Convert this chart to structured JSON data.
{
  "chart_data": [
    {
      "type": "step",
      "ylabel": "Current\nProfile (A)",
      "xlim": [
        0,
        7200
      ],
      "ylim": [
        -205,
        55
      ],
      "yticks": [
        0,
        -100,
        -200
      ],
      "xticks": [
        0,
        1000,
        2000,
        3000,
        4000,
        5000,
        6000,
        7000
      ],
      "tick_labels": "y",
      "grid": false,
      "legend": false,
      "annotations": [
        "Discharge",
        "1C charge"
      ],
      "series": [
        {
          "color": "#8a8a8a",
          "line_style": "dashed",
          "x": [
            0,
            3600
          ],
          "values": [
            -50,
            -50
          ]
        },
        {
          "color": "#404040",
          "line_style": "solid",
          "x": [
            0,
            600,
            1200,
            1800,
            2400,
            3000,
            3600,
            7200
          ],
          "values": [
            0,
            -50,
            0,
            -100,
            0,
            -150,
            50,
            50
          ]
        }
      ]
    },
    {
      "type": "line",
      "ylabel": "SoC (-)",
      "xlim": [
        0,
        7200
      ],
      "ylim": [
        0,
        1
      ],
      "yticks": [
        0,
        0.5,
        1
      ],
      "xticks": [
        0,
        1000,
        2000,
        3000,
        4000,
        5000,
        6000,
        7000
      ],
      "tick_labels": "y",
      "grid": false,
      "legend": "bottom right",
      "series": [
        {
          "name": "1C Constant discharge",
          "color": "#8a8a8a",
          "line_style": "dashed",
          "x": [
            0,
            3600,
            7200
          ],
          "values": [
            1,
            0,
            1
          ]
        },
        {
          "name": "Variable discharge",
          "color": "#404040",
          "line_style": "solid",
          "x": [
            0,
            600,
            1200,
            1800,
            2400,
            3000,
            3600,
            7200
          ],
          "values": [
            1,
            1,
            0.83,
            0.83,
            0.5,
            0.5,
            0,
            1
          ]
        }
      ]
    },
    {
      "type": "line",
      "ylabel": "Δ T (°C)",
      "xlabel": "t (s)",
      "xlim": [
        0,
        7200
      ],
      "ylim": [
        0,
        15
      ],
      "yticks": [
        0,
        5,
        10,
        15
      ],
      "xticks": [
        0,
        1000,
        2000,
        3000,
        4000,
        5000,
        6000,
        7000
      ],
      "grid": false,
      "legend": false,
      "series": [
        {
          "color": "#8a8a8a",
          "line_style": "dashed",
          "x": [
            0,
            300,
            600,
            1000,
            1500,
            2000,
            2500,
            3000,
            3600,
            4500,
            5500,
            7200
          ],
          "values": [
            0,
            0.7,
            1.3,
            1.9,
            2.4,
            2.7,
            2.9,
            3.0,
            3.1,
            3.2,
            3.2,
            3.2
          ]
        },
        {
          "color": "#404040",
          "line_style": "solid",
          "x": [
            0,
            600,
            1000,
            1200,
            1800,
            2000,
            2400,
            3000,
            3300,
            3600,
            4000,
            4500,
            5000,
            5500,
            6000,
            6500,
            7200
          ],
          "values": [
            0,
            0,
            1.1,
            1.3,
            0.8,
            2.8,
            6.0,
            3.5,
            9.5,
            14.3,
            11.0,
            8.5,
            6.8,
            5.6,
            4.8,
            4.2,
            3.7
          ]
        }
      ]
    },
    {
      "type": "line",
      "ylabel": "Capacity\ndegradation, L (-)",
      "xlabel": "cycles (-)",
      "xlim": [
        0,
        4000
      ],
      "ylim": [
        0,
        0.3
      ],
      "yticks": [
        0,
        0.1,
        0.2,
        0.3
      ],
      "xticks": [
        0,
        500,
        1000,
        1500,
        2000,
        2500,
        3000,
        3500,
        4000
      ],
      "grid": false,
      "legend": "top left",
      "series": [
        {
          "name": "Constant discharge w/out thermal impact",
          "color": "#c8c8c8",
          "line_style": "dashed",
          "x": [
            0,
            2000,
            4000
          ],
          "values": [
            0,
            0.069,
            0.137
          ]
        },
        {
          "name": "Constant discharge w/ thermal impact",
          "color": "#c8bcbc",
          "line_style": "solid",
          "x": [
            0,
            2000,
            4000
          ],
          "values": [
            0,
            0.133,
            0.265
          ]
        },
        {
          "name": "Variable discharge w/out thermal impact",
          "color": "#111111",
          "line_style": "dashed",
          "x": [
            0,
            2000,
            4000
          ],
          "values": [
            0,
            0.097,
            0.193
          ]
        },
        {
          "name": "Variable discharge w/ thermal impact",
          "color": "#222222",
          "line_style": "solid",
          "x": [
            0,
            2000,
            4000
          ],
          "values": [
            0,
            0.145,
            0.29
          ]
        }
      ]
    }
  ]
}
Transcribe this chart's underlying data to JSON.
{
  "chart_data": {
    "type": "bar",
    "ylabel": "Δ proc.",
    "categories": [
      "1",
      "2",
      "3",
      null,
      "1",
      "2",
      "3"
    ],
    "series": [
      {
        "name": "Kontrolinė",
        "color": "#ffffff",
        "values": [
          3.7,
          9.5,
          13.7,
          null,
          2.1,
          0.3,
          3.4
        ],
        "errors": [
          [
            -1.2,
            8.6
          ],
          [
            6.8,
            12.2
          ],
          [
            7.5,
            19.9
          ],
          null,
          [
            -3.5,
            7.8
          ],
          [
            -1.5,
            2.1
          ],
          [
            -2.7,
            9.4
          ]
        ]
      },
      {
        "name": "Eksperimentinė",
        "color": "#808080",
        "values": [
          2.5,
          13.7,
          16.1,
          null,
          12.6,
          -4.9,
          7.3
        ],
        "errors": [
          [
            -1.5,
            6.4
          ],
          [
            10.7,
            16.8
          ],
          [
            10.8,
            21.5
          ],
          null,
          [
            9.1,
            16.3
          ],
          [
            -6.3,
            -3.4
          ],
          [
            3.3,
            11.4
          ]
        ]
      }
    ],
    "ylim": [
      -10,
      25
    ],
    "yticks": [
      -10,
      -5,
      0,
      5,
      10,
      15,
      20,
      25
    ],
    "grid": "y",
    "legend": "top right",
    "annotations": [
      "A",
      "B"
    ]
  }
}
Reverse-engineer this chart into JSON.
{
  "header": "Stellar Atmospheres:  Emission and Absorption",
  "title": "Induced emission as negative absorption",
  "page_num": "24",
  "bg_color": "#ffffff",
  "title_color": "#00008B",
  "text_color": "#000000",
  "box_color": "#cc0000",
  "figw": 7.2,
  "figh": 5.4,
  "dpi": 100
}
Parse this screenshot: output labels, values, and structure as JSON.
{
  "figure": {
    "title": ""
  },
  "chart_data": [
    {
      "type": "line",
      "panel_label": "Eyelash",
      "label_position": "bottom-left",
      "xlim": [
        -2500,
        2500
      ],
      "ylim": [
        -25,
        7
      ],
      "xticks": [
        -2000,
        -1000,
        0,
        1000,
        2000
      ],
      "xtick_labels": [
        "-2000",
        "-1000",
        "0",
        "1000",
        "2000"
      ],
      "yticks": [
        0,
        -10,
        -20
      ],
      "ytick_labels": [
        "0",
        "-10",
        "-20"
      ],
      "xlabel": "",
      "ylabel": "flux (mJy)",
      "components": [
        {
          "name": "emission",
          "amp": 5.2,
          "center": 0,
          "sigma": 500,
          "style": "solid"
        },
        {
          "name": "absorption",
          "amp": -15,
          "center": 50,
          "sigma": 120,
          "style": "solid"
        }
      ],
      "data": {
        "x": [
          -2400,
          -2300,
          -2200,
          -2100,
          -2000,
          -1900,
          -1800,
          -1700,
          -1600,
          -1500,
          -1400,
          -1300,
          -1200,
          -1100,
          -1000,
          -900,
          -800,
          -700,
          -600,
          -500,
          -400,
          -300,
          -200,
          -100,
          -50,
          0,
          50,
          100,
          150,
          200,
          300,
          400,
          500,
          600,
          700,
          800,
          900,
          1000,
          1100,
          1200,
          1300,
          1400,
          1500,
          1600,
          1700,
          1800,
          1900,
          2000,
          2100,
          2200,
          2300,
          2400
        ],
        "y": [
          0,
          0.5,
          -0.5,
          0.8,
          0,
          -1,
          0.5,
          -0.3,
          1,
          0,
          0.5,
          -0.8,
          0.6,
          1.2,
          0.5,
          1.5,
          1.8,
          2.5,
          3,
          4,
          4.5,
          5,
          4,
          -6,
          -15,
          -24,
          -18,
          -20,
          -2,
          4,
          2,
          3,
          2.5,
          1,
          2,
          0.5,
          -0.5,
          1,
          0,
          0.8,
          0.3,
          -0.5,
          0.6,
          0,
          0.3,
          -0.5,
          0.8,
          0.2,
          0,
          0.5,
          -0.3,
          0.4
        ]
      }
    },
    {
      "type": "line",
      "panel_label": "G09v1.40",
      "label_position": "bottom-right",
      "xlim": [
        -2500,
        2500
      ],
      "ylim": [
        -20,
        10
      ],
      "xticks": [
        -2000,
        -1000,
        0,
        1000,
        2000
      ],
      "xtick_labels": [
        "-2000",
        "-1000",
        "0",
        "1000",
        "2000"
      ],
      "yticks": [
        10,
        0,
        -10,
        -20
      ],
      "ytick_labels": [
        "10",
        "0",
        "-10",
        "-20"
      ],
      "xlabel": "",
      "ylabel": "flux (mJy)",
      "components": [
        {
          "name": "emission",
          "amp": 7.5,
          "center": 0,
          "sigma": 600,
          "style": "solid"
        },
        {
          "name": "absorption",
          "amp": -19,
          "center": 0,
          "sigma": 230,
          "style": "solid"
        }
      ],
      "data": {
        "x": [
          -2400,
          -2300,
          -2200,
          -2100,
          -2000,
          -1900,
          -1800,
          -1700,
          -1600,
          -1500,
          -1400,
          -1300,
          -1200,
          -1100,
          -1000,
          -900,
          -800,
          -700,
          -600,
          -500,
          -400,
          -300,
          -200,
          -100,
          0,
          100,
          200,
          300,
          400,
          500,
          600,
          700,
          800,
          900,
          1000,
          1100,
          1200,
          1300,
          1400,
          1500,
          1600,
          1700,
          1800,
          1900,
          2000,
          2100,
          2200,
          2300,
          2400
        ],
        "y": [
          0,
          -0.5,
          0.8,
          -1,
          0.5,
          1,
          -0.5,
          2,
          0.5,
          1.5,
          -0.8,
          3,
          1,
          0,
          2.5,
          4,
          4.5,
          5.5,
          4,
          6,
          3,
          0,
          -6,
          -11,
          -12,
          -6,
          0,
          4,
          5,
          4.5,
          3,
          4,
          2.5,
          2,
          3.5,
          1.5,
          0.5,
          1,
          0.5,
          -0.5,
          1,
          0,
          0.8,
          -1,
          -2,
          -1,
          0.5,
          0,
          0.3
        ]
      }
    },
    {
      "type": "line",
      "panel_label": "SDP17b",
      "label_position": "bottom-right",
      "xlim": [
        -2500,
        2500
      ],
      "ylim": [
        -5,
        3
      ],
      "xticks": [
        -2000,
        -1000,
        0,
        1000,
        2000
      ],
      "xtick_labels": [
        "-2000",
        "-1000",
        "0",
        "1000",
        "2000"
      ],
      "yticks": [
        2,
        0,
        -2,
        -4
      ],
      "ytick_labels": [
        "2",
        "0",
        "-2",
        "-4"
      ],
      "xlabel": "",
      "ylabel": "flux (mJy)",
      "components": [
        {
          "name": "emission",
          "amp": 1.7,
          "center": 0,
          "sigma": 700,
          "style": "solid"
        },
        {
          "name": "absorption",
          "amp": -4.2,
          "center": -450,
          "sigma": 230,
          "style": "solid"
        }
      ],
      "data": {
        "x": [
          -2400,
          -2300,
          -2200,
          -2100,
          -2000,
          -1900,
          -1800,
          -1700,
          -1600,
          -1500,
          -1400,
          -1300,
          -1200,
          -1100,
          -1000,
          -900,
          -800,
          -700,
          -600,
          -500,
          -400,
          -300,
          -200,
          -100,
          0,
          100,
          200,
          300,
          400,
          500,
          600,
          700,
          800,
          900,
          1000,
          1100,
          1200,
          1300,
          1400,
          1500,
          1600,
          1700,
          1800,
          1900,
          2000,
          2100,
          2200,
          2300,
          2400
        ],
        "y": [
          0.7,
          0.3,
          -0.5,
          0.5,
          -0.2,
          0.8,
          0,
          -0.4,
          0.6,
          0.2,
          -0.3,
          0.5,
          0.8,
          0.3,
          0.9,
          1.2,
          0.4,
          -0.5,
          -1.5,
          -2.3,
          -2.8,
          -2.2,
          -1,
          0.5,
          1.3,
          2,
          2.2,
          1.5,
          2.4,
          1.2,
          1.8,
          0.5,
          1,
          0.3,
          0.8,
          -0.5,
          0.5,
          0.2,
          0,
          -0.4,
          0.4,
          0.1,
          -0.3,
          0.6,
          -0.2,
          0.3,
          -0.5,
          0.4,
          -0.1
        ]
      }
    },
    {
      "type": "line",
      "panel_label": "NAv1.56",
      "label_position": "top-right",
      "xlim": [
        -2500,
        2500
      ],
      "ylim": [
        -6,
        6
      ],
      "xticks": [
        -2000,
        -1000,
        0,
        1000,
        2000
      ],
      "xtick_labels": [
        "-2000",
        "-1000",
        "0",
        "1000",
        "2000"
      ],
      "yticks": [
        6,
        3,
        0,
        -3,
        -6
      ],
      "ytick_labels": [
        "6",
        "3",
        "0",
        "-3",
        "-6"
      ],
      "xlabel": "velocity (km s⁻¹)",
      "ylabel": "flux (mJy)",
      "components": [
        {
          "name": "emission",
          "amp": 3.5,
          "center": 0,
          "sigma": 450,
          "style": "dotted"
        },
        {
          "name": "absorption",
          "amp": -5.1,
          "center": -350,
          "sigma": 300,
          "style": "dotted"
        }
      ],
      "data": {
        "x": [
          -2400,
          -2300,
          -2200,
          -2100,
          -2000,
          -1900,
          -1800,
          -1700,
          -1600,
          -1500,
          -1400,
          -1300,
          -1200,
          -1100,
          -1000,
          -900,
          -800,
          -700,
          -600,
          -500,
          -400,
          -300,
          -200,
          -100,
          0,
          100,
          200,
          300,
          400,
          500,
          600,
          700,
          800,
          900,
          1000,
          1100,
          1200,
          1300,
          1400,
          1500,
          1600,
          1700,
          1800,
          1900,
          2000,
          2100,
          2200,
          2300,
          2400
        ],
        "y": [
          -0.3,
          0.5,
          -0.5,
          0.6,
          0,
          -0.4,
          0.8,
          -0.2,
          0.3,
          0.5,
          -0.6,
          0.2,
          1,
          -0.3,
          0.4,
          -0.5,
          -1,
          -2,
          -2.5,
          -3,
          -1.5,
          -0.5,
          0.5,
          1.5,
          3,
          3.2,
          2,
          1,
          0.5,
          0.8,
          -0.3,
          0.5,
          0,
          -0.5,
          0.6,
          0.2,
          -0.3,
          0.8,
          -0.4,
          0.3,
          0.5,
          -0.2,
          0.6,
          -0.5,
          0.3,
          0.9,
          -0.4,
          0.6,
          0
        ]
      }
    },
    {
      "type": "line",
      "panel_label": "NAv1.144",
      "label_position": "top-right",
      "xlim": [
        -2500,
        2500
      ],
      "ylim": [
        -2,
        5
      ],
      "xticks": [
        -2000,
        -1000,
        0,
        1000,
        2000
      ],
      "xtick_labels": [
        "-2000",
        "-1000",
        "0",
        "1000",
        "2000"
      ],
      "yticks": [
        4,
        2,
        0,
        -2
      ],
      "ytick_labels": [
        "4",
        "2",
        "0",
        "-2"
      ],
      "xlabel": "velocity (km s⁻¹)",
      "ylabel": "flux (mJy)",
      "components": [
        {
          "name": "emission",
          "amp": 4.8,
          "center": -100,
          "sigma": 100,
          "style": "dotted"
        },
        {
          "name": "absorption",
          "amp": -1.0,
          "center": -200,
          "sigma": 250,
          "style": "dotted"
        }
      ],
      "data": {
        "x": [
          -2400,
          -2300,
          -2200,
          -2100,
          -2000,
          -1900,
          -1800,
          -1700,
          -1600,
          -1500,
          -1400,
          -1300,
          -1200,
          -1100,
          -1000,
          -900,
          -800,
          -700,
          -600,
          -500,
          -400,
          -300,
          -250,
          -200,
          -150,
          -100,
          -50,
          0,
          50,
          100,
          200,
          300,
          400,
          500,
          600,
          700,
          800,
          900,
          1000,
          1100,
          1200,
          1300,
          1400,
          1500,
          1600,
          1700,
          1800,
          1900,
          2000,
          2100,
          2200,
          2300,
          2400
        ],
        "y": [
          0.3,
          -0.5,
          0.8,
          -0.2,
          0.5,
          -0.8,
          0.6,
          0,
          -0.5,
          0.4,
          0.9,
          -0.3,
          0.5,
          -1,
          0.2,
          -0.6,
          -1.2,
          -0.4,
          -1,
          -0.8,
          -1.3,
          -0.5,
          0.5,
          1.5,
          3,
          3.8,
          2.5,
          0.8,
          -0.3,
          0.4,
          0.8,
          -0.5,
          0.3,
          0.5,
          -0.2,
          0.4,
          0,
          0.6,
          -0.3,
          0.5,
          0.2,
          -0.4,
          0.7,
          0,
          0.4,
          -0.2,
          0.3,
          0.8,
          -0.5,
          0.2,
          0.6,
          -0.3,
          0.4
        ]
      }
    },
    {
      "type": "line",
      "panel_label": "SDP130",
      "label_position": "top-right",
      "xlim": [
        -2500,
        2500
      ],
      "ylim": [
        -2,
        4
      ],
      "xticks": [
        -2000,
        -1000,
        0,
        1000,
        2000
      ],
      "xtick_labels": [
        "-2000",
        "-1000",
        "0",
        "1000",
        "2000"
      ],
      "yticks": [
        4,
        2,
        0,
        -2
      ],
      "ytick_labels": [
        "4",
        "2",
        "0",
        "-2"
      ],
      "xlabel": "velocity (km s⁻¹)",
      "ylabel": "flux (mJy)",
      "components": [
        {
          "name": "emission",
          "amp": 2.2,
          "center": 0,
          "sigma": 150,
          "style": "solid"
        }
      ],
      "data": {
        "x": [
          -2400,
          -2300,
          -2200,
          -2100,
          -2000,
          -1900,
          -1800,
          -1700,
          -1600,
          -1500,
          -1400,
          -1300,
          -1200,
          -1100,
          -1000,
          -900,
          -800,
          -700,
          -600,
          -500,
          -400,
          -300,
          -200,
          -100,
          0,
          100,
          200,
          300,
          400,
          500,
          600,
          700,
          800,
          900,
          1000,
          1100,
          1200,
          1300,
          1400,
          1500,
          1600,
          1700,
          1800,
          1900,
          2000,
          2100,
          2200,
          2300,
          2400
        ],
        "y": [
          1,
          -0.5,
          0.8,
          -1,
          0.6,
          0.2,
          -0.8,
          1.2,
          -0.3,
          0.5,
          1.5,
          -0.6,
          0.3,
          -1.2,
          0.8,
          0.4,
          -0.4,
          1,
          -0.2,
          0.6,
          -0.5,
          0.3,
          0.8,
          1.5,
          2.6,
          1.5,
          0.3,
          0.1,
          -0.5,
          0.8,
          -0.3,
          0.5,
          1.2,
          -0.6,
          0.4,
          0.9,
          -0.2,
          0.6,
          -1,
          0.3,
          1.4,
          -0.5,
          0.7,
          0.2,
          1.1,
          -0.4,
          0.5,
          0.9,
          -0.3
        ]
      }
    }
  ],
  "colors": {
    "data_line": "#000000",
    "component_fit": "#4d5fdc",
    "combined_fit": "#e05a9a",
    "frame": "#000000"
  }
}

☆ ☆ ☆

Copy out each line of the listing that holds "Variable".

          "name": "Variable discharge",
          "name": "Variable discharge w/out thermal impact",
          "name": "Variable discharge w/ thermal impact",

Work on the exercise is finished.